- [The problem]: Tally up the lines carrying the string "background" and respond with only the resulting number.

- [Data provided]:
======

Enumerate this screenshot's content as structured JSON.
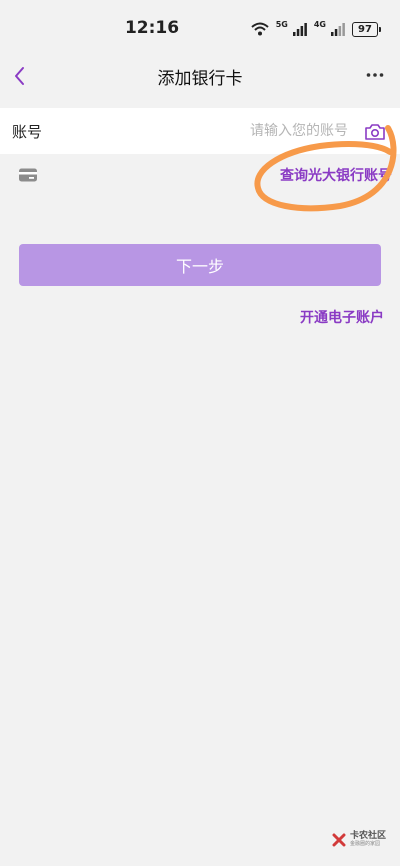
{
  "status_bar": {
    "time": "12:16",
    "signal1_label": "5G",
    "signal2_label": "4G",
    "battery": "97",
    "icons": [
      "wifi-icon",
      "signal-5g-icon",
      "signal-4g-icon",
      "battery-icon"
    ]
  },
  "nav": {
    "title": "添加银行卡",
    "back_icon": "chevron-left-icon",
    "more_icon": "more-dots-icon"
  },
  "form": {
    "account_label": "账号",
    "account_value": "",
    "account_placeholder": "请输入您的账号",
    "camera_icon": "camera-scan-icon",
    "card_icon": "bank-card-icon",
    "query_link": "查询光大银行账号"
  },
  "actions": {
    "next_button": "下一步",
    "open_account_link": "开通电子账户"
  },
  "watermark": {
    "title": "卡农社区",
    "subtitle": "金融圈的家园"
  },
  "colors": {
    "accent": "#8a3bc4",
    "button": "#b896e4",
    "background": "#f2f2f2",
    "annotation": "#f79a4a"
  }
}
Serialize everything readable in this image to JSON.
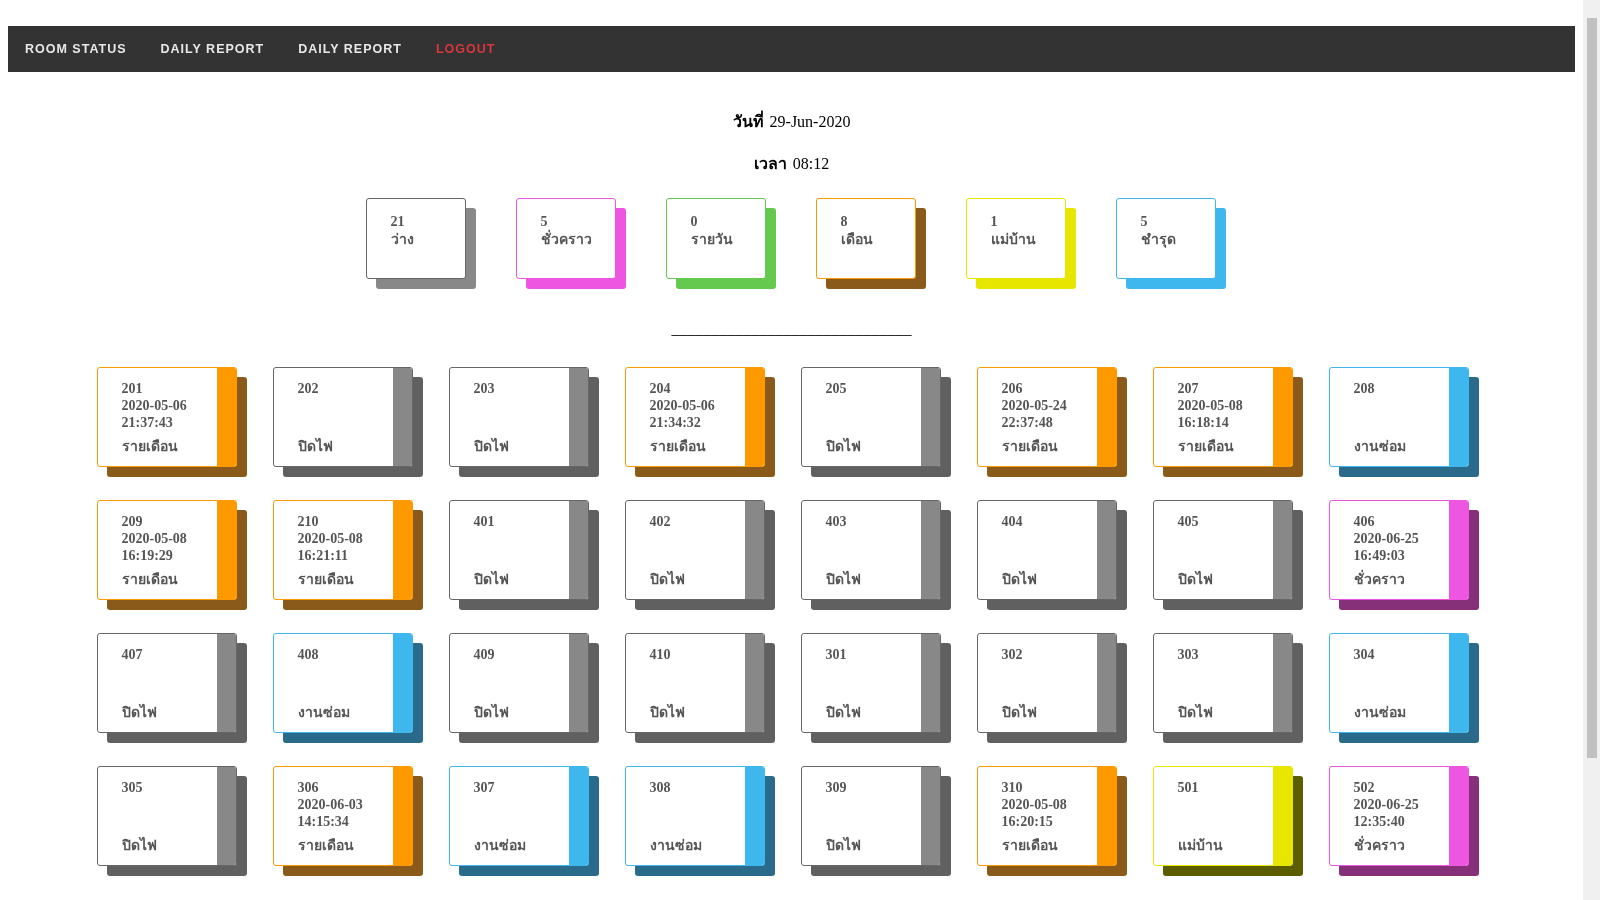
{
  "nav": [
    {
      "label": "ROOM STATUS",
      "kind": "link"
    },
    {
      "label": "DAILY REPORT",
      "kind": "link"
    },
    {
      "label": "DAILY REPORT",
      "kind": "link"
    },
    {
      "label": "LOGOUT",
      "kind": "logout"
    }
  ],
  "date": {
    "label": "วันที่",
    "value": "29-Jun-2020"
  },
  "time": {
    "label": "เวลา",
    "value": "08:12"
  },
  "summary": [
    {
      "count": "21",
      "label": "ว่าง",
      "kind": "vacant"
    },
    {
      "count": "5",
      "label": "ชั่วคราว",
      "kind": "temp"
    },
    {
      "count": "0",
      "label": "รายวัน",
      "kind": "daily"
    },
    {
      "count": "8",
      "label": "เดือน",
      "kind": "monthly"
    },
    {
      "count": "1",
      "label": "แม่บ้าน",
      "kind": "maid"
    },
    {
      "count": "5",
      "label": "ชำรุด",
      "kind": "repair"
    }
  ],
  "divider": "______________________________",
  "rooms": [
    {
      "number": "201",
      "date": "2020-05-06",
      "time": "21:37:43",
      "status": "รายเดือน",
      "kind": "monthly"
    },
    {
      "number": "202",
      "status": "ปิดไฟ",
      "kind": "off"
    },
    {
      "number": "203",
      "status": "ปิดไฟ",
      "kind": "off"
    },
    {
      "number": "204",
      "date": "2020-05-06",
      "time": "21:34:32",
      "status": "รายเดือน",
      "kind": "monthly"
    },
    {
      "number": "205",
      "status": "ปิดไฟ",
      "kind": "off"
    },
    {
      "number": "206",
      "date": "2020-05-24",
      "time": "22:37:48",
      "status": "รายเดือน",
      "kind": "monthly"
    },
    {
      "number": "207",
      "date": "2020-05-08",
      "time": "16:18:14",
      "status": "รายเดือน",
      "kind": "monthly"
    },
    {
      "number": "208",
      "status": "งานซ่อม",
      "kind": "repair"
    },
    {
      "number": "209",
      "date": "2020-05-08",
      "time": "16:19:29",
      "status": "รายเดือน",
      "kind": "monthly"
    },
    {
      "number": "210",
      "date": "2020-05-08",
      "time": "16:21:11",
      "status": "รายเดือน",
      "kind": "monthly"
    },
    {
      "number": "401",
      "status": "ปิดไฟ",
      "kind": "off"
    },
    {
      "number": "402",
      "status": "ปิดไฟ",
      "kind": "off"
    },
    {
      "number": "403",
      "status": "ปิดไฟ",
      "kind": "off"
    },
    {
      "number": "404",
      "status": "ปิดไฟ",
      "kind": "off"
    },
    {
      "number": "405",
      "status": "ปิดไฟ",
      "kind": "off"
    },
    {
      "number": "406",
      "date": "2020-06-25",
      "time": "16:49:03",
      "status": "ชั่วคราว",
      "kind": "temp"
    },
    {
      "number": "407",
      "status": "ปิดไฟ",
      "kind": "off"
    },
    {
      "number": "408",
      "status": "งานซ่อม",
      "kind": "repair"
    },
    {
      "number": "409",
      "status": "ปิดไฟ",
      "kind": "off"
    },
    {
      "number": "410",
      "status": "ปิดไฟ",
      "kind": "off"
    },
    {
      "number": "301",
      "status": "ปิดไฟ",
      "kind": "off"
    },
    {
      "number": "302",
      "status": "ปิดไฟ",
      "kind": "off"
    },
    {
      "number": "303",
      "status": "ปิดไฟ",
      "kind": "off"
    },
    {
      "number": "304",
      "status": "งานซ่อม",
      "kind": "repair"
    },
    {
      "number": "305",
      "status": "ปิดไฟ",
      "kind": "off"
    },
    {
      "number": "306",
      "date": "2020-06-03",
      "time": "14:15:34",
      "status": "รายเดือน",
      "kind": "monthly"
    },
    {
      "number": "307",
      "status": "งานซ่อม",
      "kind": "repair"
    },
    {
      "number": "308",
      "status": "งานซ่อม",
      "kind": "repair"
    },
    {
      "number": "309",
      "status": "ปิดไฟ",
      "kind": "off"
    },
    {
      "number": "310",
      "date": "2020-05-08",
      "time": "16:20:15",
      "status": "รายเดือน",
      "kind": "monthly"
    },
    {
      "number": "501",
      "status": "แม่บ้าน",
      "kind": "maid"
    },
    {
      "number": "502",
      "date": "2020-06-25",
      "time": "12:35:40",
      "status": "ชั่วคราว",
      "kind": "temp"
    }
  ]
}
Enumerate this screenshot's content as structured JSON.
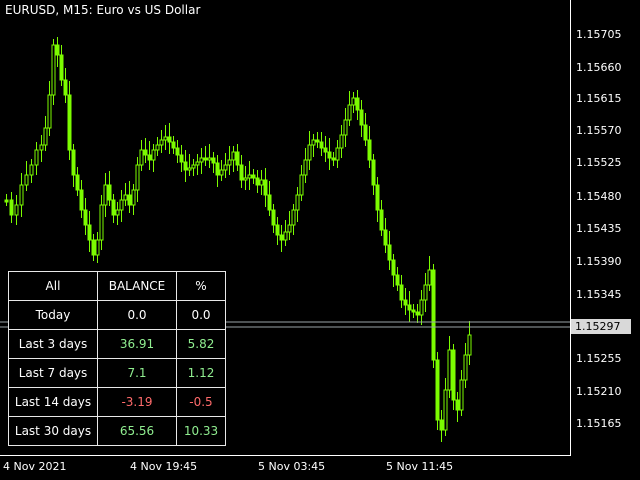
{
  "chart": {
    "title": "EURUSD, M15:  Euro vs US Dollar",
    "price_ticks": [
      "1.15705",
      "1.15660",
      "1.15615",
      "1.15570",
      "1.15525",
      "1.15480",
      "1.15435",
      "1.15390",
      "1.15345",
      "1.15297",
      "1.15255",
      "1.15210",
      "1.15165"
    ],
    "current_price": "1.15297",
    "time_ticks": [
      "4 Nov 2021",
      "4 Nov 19:45",
      "5 Nov 03:45",
      "5 Nov 11:45"
    ],
    "colors": {
      "background": "#000000",
      "candle": "#7CFC00",
      "axis": "#ffffff",
      "price_line": "#9aa3a8"
    }
  },
  "stats_table": {
    "headers": [
      "All",
      "BALANCE",
      "%"
    ],
    "rows": [
      {
        "label": "Today",
        "balance": "0.0",
        "percent": "0.0",
        "tone": "neutral"
      },
      {
        "label": "Last 3 days",
        "balance": "36.91",
        "percent": "5.82",
        "tone": "pos"
      },
      {
        "label": "Last 7 days",
        "balance": "7.1",
        "percent": "1.12",
        "tone": "pos"
      },
      {
        "label": "Last 14 days",
        "balance": "-3.19",
        "percent": "-0.5",
        "tone": "neg"
      },
      {
        "label": "Last 30 days",
        "balance": "65.56",
        "percent": "10.33",
        "tone": "pos"
      }
    ],
    "colors": {
      "pos": "#90ee90",
      "neg": "#ff6b6b",
      "neutral": "#ffffff",
      "border": "#e8e8e8"
    }
  }
}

======

- [Reply]: 2